[Data entries]
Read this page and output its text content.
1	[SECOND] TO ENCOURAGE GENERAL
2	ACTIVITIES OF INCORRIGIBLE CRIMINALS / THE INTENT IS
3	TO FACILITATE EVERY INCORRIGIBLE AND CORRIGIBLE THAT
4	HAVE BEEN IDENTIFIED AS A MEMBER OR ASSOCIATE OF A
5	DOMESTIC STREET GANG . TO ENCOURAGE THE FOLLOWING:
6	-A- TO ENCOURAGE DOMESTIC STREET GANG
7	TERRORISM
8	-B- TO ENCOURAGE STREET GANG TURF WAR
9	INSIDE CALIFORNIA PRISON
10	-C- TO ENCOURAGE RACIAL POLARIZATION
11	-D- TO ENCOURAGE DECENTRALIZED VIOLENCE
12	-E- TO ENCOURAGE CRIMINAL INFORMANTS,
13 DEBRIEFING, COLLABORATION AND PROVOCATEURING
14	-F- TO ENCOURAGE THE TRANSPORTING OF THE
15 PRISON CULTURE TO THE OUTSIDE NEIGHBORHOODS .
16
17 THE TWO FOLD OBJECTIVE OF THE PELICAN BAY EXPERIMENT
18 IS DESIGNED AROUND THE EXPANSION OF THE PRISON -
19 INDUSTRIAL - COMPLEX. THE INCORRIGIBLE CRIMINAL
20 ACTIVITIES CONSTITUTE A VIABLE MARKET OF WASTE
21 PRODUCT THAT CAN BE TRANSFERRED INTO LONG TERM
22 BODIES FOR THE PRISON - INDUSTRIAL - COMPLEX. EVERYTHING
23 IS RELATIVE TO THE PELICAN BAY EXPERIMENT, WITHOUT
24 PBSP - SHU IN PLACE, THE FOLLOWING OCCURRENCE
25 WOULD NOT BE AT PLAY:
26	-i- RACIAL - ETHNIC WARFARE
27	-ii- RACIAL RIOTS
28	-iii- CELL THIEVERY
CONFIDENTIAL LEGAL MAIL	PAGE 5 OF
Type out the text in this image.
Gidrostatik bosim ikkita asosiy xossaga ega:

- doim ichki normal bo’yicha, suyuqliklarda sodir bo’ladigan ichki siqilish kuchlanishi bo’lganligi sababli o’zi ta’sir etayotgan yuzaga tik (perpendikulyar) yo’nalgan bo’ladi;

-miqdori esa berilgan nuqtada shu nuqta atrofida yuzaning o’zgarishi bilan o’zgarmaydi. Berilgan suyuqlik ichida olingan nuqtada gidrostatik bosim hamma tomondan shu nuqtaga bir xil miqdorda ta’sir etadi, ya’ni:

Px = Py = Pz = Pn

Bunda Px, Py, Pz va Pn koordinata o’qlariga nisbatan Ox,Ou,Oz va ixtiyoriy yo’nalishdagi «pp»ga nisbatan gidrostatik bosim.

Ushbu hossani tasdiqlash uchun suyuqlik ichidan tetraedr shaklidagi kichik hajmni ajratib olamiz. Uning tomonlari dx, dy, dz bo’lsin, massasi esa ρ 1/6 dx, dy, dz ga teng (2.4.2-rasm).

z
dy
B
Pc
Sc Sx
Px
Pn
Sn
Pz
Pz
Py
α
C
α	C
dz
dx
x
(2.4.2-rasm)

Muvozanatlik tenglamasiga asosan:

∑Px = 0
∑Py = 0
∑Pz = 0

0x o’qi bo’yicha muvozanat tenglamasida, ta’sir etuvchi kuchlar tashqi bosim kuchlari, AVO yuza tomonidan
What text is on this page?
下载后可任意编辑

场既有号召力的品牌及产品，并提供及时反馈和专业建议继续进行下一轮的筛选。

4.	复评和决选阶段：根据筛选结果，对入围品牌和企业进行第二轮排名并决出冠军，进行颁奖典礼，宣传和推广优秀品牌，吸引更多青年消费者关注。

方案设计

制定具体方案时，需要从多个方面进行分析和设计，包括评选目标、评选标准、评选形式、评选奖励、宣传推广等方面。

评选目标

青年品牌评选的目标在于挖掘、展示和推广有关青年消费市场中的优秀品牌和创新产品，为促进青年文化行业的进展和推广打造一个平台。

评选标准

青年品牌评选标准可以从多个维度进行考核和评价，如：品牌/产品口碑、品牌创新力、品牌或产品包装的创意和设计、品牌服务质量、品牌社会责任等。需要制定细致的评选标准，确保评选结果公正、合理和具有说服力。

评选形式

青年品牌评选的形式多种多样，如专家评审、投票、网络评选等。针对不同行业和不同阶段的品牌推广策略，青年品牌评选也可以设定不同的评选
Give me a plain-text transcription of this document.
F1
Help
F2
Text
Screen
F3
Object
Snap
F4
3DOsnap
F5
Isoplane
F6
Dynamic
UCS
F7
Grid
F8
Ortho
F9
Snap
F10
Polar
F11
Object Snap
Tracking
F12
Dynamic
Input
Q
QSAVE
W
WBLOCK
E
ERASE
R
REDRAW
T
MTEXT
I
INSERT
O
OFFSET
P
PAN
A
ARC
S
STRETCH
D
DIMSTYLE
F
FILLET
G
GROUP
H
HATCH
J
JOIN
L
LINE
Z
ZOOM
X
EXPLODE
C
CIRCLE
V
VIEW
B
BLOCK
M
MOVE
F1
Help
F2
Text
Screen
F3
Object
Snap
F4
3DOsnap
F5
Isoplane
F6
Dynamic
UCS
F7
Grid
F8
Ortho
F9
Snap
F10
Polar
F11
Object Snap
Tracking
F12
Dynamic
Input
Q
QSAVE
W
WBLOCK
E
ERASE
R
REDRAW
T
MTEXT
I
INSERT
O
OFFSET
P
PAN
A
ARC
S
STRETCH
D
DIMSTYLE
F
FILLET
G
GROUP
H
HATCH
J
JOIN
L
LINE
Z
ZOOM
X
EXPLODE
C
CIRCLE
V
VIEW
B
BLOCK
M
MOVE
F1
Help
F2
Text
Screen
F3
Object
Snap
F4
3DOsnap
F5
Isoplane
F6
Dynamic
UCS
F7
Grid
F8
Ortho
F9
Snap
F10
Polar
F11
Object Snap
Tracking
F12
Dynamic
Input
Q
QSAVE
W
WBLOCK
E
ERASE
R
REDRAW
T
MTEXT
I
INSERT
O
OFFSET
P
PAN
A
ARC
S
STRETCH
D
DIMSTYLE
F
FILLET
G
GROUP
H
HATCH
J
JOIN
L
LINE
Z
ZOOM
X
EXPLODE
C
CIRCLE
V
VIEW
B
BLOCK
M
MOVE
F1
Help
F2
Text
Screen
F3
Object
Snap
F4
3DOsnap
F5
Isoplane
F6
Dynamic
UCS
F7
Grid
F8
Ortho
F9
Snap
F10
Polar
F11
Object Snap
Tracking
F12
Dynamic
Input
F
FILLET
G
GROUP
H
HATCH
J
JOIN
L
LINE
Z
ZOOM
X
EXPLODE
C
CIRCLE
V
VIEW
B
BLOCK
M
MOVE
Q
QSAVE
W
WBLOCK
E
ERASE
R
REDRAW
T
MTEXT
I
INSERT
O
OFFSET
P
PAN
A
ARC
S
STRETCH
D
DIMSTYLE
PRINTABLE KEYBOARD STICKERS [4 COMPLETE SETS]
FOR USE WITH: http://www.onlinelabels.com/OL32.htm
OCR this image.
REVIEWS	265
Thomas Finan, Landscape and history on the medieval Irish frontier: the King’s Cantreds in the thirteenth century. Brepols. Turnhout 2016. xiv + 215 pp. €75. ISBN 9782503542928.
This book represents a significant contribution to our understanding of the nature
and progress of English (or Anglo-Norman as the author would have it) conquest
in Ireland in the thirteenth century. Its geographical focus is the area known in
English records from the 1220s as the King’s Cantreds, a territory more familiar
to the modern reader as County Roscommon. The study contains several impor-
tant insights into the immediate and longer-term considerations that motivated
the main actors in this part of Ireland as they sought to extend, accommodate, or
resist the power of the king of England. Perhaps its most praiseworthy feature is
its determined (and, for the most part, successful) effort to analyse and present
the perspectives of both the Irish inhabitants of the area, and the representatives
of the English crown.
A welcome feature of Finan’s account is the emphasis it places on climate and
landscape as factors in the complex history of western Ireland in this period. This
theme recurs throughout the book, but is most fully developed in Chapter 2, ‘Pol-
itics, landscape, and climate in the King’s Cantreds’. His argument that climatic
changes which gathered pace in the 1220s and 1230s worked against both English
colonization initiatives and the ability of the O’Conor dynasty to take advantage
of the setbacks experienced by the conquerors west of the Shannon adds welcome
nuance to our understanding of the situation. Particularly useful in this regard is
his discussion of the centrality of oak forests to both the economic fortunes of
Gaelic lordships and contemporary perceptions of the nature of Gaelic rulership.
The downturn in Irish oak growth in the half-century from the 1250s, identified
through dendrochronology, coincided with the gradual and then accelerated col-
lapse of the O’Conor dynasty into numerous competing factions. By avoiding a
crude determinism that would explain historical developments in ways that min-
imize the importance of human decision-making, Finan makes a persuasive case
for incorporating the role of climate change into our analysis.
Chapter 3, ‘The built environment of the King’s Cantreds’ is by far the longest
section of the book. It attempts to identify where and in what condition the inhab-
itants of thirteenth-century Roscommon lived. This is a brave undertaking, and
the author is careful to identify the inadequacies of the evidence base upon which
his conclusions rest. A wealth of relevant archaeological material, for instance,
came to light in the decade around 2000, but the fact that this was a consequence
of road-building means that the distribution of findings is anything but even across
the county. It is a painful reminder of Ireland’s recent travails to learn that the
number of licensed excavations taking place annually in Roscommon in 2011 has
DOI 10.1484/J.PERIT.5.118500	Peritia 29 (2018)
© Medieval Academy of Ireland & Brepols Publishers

PROMPT:
Find the word "both" in the entries above and gather every line that holds it.

FINISHED TASK:
the perspectives of both the Irish inhabitants of the area, and the representatives
changes which gathered pace in the 1220s and 1230s worked against both English
his discussion of the centrality of oak forests to both the economic fortunes of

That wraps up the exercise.